### Given problem
Search the data for the string "accept" and extract every line where it appears.

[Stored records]
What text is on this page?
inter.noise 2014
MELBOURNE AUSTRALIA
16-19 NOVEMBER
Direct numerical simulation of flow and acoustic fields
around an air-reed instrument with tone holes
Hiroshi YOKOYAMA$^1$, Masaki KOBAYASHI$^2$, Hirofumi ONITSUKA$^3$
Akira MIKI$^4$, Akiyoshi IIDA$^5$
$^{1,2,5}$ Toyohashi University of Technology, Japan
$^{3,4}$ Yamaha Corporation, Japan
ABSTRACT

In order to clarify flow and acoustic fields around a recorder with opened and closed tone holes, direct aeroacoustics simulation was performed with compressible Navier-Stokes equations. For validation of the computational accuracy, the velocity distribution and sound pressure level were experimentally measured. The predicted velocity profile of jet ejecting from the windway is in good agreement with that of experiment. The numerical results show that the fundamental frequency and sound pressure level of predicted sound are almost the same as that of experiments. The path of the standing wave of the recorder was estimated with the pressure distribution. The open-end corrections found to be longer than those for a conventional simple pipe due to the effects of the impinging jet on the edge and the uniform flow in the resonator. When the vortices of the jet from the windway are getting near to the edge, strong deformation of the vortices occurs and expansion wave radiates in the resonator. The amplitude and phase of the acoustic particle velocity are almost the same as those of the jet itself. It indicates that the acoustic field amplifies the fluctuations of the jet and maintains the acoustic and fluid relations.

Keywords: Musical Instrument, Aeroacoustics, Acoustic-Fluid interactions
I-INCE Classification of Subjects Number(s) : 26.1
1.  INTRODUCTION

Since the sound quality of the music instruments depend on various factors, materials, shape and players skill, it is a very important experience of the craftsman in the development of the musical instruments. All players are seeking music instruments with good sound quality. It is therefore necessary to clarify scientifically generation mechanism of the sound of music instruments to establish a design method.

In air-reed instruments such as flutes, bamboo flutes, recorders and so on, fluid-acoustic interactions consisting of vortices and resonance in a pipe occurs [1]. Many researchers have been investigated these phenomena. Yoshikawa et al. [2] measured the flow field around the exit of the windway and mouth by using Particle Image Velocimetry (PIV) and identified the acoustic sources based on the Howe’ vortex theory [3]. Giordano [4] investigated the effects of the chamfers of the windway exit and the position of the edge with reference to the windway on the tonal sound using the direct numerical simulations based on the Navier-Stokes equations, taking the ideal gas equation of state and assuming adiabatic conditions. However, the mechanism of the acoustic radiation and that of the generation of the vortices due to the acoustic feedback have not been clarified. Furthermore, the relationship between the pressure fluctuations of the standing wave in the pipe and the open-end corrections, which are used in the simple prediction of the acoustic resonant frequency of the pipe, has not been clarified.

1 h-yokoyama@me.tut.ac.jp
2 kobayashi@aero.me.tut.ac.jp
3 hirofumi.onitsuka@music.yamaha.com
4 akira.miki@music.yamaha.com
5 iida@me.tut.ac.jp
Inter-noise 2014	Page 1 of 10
...
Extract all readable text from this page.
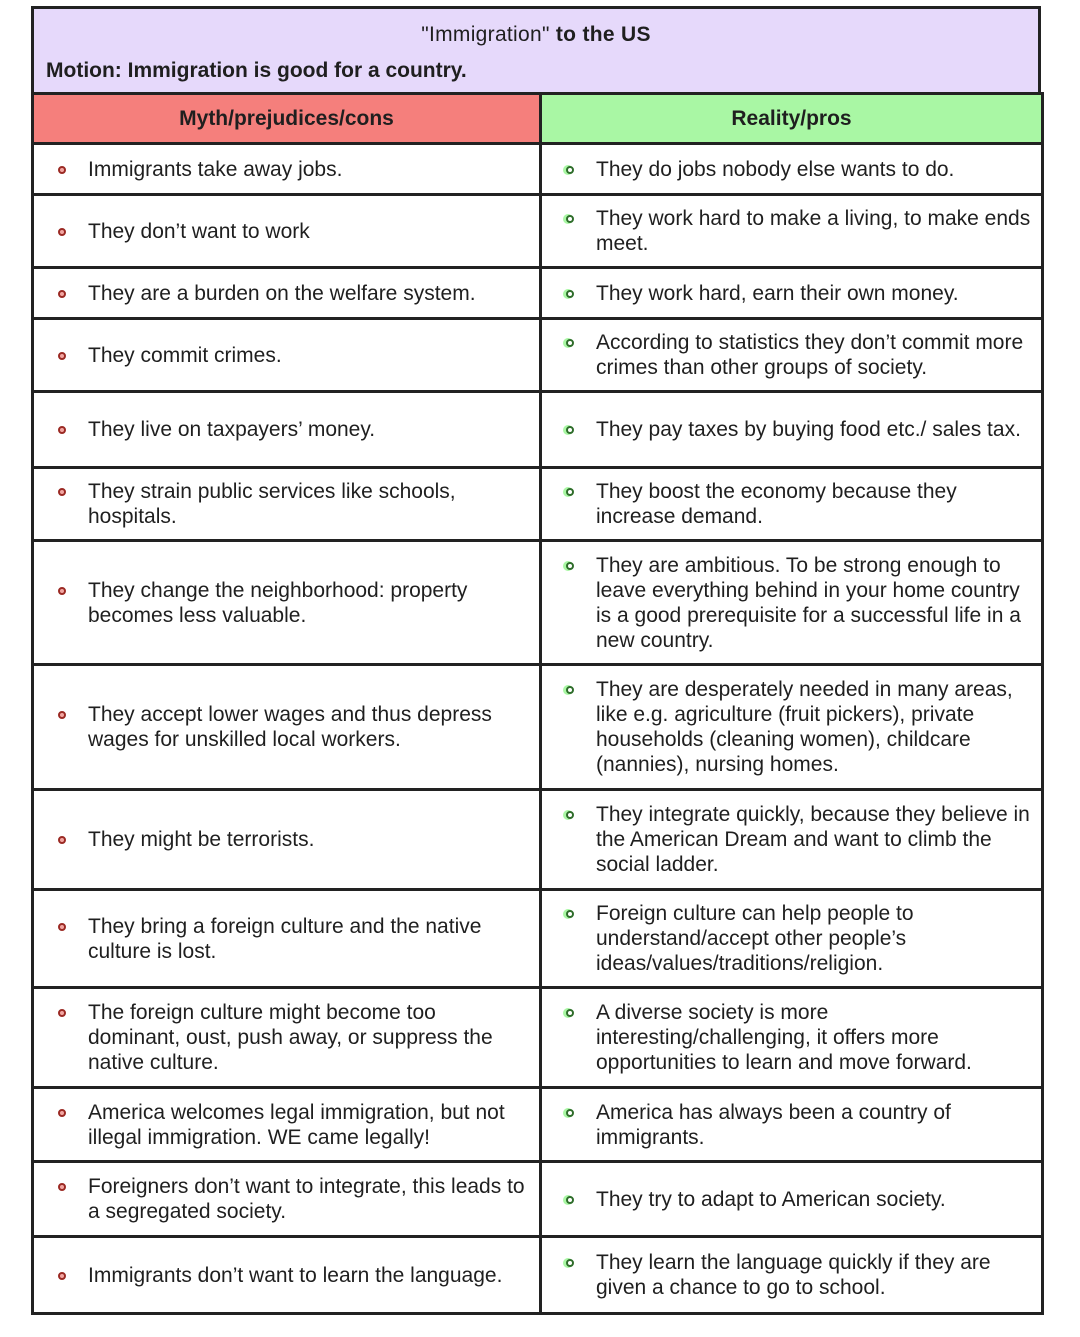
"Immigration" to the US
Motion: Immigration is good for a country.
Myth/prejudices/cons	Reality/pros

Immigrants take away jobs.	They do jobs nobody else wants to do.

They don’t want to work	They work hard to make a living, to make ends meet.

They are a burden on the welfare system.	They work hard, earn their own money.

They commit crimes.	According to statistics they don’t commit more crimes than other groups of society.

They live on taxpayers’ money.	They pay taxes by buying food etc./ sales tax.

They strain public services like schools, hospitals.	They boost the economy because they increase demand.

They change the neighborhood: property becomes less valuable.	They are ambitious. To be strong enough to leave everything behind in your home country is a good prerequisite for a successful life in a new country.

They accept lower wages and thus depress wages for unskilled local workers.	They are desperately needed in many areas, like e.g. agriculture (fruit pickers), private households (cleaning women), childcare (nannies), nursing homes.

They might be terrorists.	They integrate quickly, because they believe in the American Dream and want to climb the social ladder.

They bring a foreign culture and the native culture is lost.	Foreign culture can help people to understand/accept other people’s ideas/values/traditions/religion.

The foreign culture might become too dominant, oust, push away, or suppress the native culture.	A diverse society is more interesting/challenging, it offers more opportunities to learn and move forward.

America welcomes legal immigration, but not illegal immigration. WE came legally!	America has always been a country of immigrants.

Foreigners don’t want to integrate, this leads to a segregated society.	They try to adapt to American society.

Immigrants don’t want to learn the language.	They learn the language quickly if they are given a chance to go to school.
...
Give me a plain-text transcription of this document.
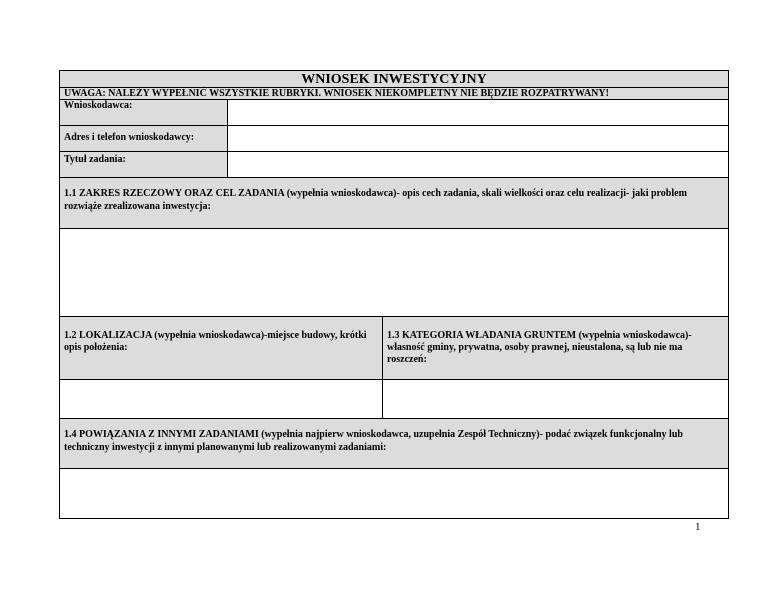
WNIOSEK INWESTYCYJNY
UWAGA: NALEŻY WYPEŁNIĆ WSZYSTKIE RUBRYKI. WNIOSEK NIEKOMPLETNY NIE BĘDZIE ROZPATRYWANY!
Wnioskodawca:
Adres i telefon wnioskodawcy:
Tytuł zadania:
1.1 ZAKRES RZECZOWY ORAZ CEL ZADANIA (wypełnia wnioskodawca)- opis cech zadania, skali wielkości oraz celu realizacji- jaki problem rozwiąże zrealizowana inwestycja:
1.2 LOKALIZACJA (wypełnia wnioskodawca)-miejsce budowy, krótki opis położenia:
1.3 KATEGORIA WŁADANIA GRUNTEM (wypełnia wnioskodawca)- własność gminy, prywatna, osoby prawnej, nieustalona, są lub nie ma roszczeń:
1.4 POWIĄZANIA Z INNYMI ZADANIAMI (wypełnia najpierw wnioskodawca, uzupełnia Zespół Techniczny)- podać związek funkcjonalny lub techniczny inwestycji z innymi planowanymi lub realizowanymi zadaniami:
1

### Result below
They accept lower wages and thus depress wages for unskilled local workers.	They are desperately needed in many areas, like e.g. agriculture (fruit pickers), private households (cleaning women), childcare (nannies), nursing homes.
They bring a foreign culture and the native culture is lost.	Foreign culture can help people to understand/accept other people’s ideas/values/traditions/religion.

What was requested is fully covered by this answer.